DEINE AUFGABE
Welche Straße eilt die junge Mutter mit dem Kinderwagen im Lesetext entlang?

LESETEXT
★ ★ ★ ★ ★

Eine junge Mutter mit Kinderwagen eilt die Vattmannstraße entlang. Die schmucklose Ganzkörperverhüllung lässt nur ihr gerötetes Gesicht erkennen. Ängstliche Augen blicken auf das Kind. Ein altes Ehepaar stützt sich gegenseitig, schaut irritiert, weiß nicht wohin. Ein Rollstuhlfahrer quert den Weg. Er drückt sich am Asphalt ab, kommt nur mühsam voran. Seine Schuhe schleifen über den Boden. Ein Mann am Rollator bleibt im Straßenbelag hängen. Eine Frau mit Gehhilfen humpelt ihm entgegen. Ein Elektro-Rollstuhl fährt im Schritttempo an der Fußgängerampel vorbei. Der Fahrer starrt geradeaus. Die Menschen beachten sich nicht. Sie schauen sich nicht an. Jeder trägt seine eigene Last. – Gemeinschaft.

★ ★ ★ ★ ★

MATERIAL
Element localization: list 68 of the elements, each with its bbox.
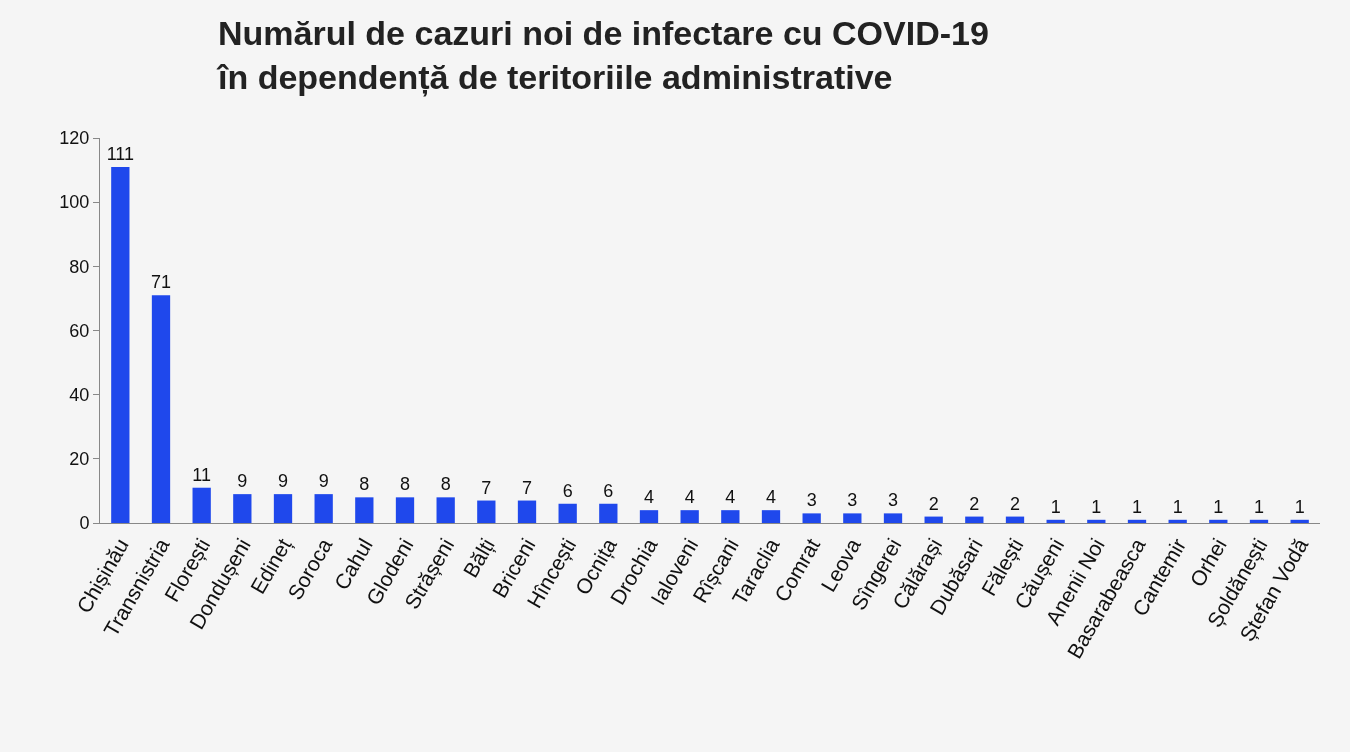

★ ★ ★ ★ ★

ERWARTETE AUSGABE
Die Vattmannstraße.